▶ Request
Copy the entries verbatim between the lines containing "List all visible" and "logo-left-line-2: DE GÉNERO", inclusive.

▶ Material shown
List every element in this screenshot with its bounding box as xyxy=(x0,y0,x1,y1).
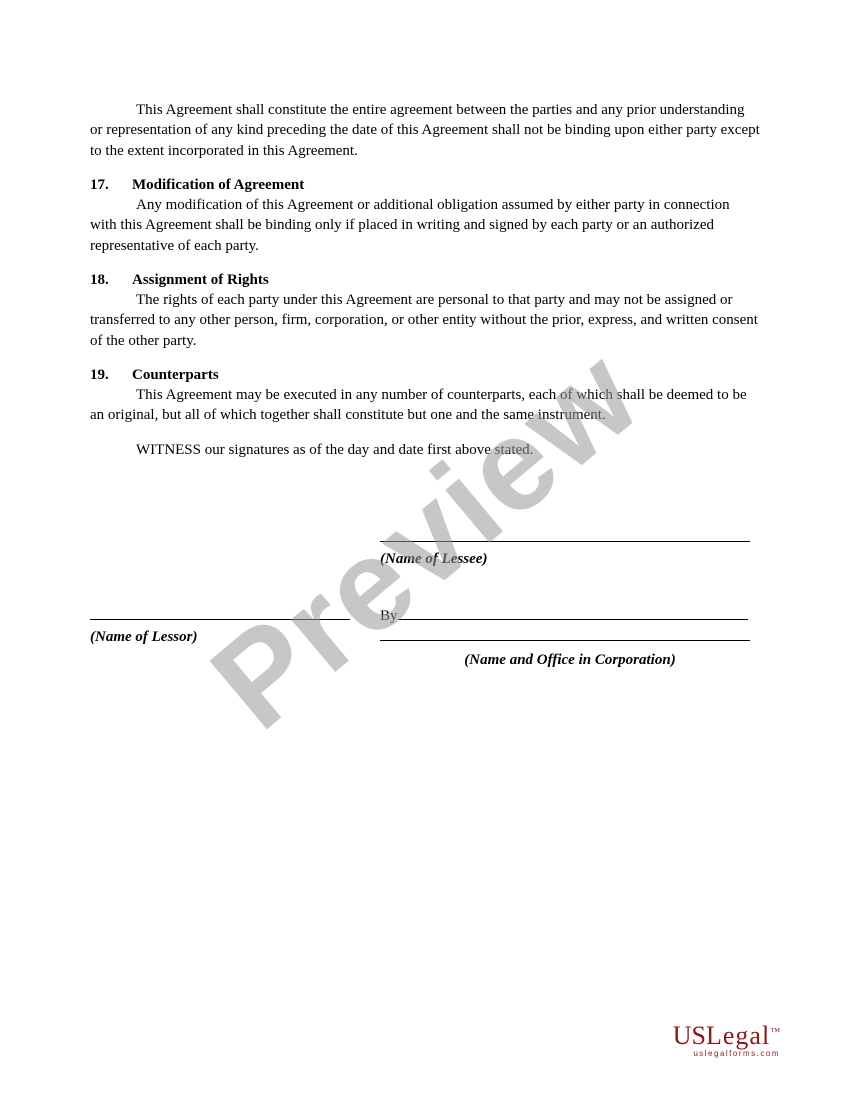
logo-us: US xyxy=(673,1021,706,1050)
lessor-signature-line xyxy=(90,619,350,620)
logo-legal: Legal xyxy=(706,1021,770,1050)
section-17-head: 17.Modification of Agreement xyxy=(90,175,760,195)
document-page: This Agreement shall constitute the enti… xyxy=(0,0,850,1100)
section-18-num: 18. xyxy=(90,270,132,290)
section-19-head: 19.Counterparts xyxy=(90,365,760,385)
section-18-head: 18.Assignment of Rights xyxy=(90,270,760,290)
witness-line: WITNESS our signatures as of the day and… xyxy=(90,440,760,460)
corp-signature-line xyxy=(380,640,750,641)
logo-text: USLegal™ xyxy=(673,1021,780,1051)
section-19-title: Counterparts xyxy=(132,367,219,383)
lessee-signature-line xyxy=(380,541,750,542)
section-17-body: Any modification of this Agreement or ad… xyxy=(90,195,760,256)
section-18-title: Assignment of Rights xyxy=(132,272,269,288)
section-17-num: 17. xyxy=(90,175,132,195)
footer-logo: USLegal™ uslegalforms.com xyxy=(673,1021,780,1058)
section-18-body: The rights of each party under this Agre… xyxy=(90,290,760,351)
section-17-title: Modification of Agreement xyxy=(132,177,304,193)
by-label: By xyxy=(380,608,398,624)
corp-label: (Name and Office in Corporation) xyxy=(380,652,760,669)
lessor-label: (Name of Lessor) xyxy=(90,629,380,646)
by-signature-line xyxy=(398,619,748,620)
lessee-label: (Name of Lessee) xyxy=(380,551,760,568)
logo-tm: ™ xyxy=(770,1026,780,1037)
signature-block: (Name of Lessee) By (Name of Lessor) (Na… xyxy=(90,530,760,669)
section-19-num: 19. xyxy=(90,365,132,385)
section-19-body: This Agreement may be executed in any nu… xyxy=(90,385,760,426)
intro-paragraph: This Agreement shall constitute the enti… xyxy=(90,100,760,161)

* * *

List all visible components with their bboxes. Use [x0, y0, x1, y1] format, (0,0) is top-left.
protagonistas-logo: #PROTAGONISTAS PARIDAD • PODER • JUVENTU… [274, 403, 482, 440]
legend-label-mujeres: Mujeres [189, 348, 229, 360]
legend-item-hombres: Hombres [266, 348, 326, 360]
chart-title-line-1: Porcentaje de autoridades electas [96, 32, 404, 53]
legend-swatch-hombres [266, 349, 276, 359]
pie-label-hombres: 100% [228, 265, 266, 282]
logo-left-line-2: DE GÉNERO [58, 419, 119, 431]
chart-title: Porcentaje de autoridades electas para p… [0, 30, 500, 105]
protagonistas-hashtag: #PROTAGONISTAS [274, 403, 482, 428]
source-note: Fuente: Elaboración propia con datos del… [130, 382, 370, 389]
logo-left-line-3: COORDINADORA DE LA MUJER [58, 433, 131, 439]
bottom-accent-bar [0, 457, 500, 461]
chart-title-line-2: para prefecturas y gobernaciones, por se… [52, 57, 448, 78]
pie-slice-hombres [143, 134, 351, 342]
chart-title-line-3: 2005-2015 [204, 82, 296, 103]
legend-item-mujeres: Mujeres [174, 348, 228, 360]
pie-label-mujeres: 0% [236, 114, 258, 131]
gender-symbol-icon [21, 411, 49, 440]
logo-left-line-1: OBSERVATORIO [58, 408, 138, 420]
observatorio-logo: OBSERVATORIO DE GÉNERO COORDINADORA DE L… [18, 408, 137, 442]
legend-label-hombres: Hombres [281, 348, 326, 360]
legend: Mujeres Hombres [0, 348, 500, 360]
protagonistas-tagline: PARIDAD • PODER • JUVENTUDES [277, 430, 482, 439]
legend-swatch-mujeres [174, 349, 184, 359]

▶ Answer in full
List all visible components with their bboxes. Use [x0, y0, x1, y1] format, (0,0) is top-left.
protagonistas-logo: #PROTAGONISTAS PARIDAD • PODER • JUVENTU… [274, 403, 482, 440]
legend-label-mujeres: Mujeres [189, 348, 229, 360]
legend-item-hombres: Hombres [266, 348, 326, 360]
chart-title-line-1: Porcentaje de autoridades electas [96, 32, 404, 53]
legend-swatch-hombres [266, 349, 276, 359]
pie-label-hombres: 100% [228, 265, 266, 282]
logo-left-line-2: DE GÉNERO [58, 419, 119, 431]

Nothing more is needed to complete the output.